===== Stored rows

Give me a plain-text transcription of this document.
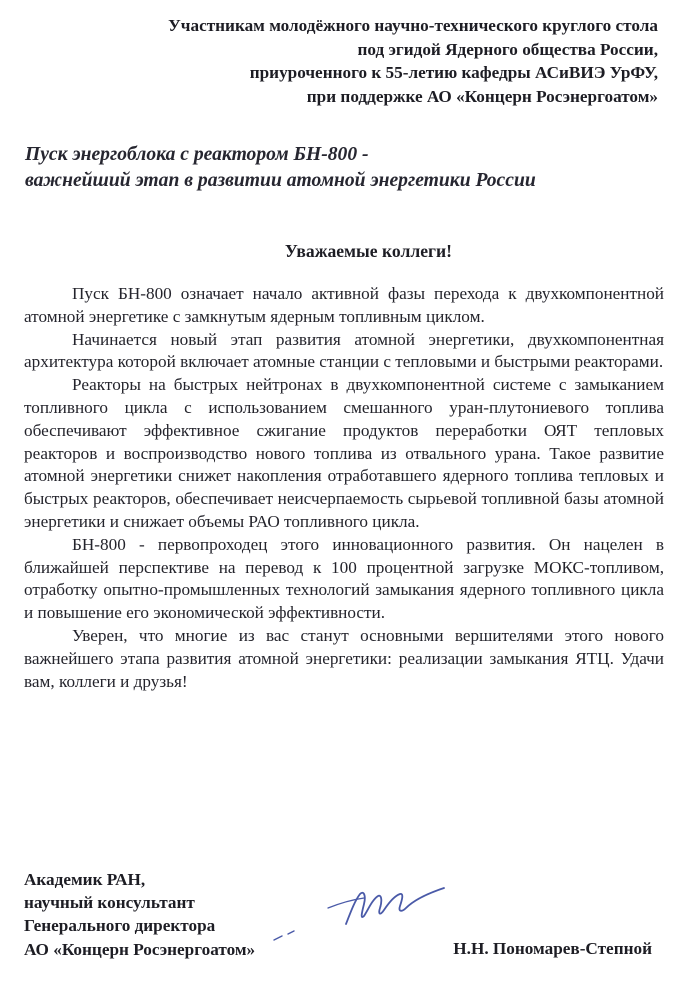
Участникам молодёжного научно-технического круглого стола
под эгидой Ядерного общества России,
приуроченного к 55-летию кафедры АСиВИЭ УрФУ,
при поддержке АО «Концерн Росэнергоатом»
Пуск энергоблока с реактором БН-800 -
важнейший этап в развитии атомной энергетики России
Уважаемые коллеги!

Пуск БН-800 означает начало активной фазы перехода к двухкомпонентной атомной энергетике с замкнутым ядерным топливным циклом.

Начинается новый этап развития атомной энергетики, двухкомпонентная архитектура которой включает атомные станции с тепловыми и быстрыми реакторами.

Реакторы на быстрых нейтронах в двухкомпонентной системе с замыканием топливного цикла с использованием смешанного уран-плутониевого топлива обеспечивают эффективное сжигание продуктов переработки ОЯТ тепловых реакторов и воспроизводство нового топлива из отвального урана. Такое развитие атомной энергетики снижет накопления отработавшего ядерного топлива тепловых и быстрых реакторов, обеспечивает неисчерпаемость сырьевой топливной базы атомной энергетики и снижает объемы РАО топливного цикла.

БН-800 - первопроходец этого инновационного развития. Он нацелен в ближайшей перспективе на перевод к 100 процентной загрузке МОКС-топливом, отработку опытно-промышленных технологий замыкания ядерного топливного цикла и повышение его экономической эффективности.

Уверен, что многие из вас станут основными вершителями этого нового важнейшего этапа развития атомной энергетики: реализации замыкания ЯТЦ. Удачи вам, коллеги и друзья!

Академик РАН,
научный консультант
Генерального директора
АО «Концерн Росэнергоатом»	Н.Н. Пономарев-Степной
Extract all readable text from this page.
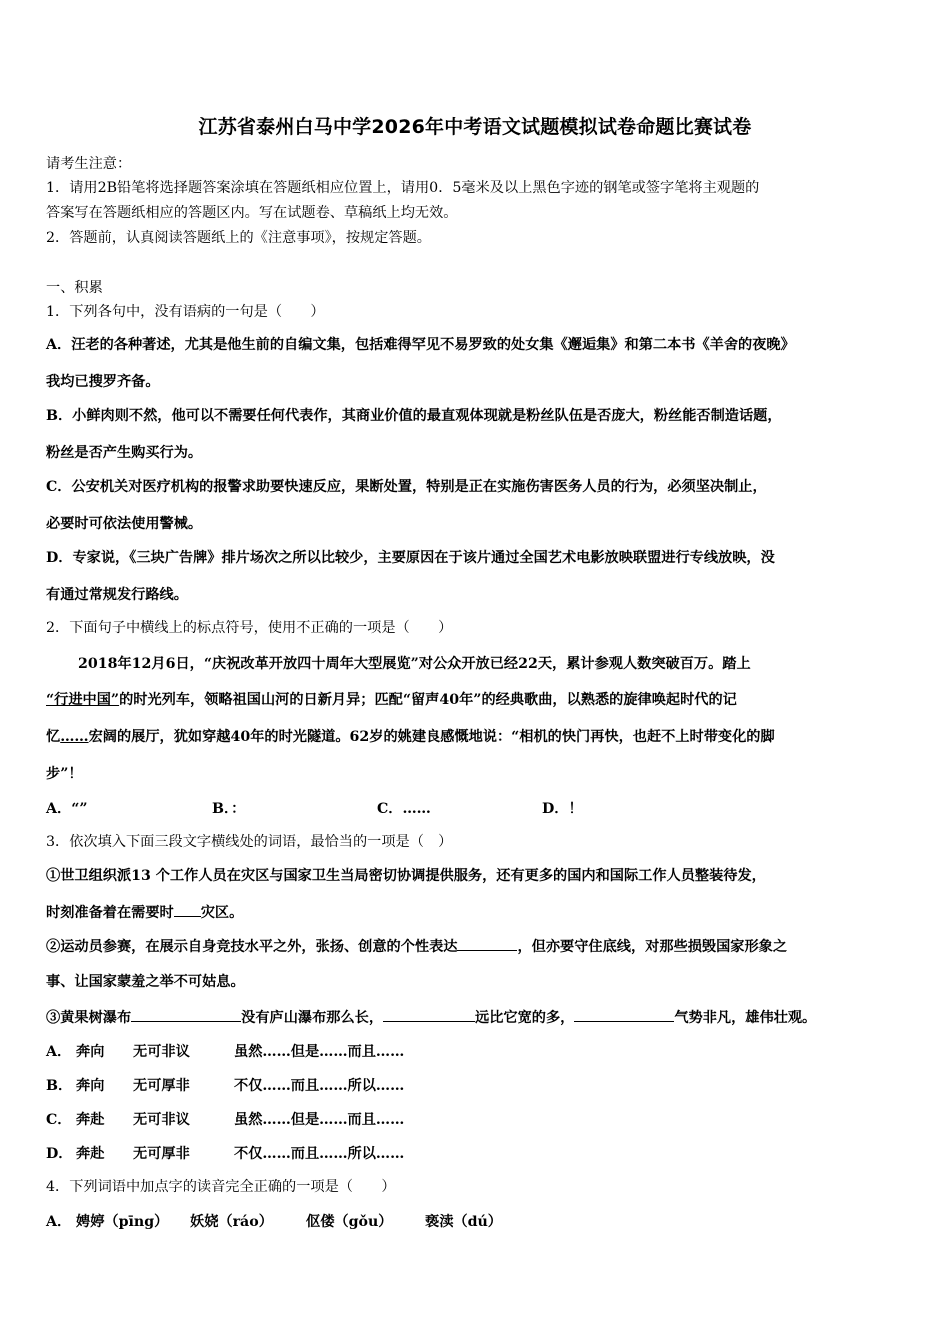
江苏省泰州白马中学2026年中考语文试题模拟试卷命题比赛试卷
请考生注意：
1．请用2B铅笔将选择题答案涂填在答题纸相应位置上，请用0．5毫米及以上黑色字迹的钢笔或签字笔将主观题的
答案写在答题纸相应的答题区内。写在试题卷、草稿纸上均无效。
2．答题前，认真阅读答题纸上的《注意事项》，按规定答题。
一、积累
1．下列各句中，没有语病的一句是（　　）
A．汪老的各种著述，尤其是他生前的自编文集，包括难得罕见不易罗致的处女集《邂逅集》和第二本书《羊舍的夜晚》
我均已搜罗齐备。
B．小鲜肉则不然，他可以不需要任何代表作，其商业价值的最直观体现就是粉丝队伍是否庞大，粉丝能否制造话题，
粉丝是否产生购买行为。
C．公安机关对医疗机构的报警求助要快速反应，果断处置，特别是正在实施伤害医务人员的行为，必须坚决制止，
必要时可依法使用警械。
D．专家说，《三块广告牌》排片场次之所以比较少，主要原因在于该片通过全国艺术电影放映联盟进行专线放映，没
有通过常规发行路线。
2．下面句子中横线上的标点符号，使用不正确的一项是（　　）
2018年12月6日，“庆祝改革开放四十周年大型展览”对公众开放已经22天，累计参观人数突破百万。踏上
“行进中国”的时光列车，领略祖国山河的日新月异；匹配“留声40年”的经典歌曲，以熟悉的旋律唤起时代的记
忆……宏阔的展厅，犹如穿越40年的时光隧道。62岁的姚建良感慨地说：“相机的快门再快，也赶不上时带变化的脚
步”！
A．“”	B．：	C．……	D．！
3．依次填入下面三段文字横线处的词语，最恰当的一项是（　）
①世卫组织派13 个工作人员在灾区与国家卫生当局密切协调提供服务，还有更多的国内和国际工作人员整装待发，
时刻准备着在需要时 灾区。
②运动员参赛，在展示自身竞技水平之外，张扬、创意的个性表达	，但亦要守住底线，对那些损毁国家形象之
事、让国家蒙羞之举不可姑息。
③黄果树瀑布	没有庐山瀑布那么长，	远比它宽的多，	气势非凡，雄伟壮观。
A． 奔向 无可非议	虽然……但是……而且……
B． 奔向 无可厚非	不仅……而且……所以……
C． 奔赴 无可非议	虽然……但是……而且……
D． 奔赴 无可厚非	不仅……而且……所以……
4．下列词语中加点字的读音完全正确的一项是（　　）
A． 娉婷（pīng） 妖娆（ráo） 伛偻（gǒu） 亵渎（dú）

==========
===== Stored rows

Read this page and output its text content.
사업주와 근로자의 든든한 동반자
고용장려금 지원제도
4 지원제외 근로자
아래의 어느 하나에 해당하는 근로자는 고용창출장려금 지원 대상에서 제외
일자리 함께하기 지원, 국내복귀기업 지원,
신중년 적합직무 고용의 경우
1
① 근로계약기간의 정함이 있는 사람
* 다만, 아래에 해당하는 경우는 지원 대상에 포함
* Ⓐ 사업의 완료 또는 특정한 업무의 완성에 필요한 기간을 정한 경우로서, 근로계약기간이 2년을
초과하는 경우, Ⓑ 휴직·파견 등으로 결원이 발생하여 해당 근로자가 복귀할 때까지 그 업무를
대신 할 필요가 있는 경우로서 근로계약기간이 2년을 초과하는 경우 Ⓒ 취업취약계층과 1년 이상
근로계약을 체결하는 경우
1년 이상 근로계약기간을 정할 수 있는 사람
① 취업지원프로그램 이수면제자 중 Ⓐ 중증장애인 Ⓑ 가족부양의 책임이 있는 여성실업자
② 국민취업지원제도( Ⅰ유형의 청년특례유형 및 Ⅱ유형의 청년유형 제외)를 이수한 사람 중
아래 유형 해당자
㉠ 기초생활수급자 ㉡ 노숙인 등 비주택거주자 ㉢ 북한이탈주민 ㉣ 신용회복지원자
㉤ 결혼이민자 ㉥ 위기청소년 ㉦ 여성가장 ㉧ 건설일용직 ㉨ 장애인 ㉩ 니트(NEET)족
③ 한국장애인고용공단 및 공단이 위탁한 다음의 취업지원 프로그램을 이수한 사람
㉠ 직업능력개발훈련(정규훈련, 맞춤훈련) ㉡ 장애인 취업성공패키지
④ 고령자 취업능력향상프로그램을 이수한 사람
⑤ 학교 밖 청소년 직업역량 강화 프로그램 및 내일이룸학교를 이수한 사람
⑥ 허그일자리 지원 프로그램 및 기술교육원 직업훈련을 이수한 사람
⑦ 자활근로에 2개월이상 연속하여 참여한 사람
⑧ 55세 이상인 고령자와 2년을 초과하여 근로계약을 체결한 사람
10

==========
===== Stored rows

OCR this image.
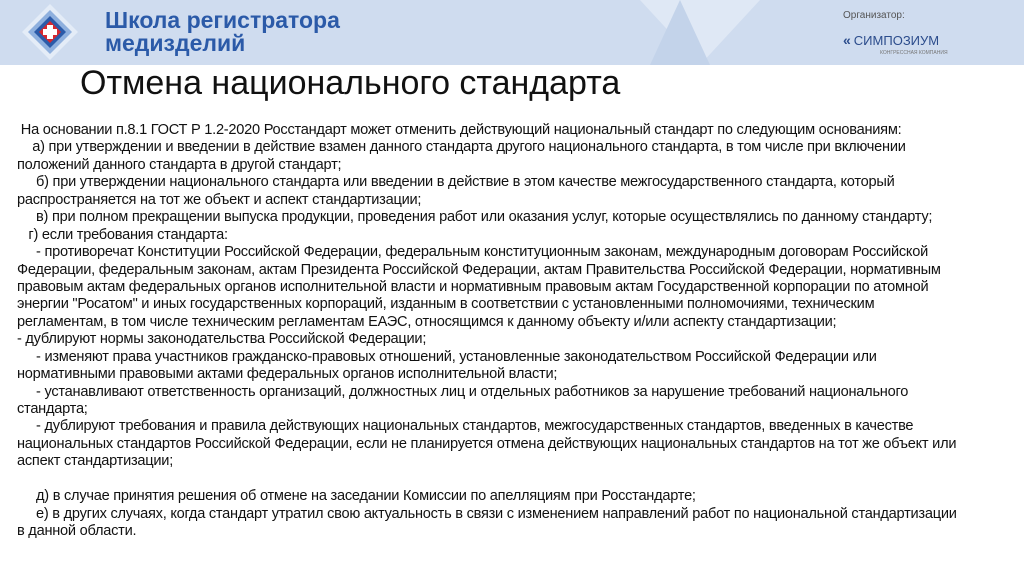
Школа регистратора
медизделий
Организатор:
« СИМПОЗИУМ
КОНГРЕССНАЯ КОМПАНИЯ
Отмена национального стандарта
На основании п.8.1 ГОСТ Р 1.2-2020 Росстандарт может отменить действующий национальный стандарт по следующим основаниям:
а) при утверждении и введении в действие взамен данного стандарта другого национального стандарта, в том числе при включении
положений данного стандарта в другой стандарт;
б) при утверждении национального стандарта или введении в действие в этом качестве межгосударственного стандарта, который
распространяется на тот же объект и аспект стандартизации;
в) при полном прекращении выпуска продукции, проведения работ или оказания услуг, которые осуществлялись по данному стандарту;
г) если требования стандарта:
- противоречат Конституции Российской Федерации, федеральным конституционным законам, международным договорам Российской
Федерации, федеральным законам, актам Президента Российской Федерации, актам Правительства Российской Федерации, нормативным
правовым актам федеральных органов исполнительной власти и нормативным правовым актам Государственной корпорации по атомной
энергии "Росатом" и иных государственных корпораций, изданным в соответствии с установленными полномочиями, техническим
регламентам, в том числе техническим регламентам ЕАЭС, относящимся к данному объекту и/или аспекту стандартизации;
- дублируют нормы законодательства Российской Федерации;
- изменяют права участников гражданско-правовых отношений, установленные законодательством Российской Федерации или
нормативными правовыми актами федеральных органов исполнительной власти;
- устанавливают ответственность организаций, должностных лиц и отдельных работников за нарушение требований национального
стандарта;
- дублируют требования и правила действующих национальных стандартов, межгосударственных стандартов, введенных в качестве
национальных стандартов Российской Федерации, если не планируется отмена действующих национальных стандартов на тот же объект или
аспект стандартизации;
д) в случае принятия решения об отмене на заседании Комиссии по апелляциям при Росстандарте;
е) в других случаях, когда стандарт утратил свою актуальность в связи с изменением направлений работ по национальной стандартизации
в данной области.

==========

Count every line above that holds the string "данного" and give the total, nothing more.

2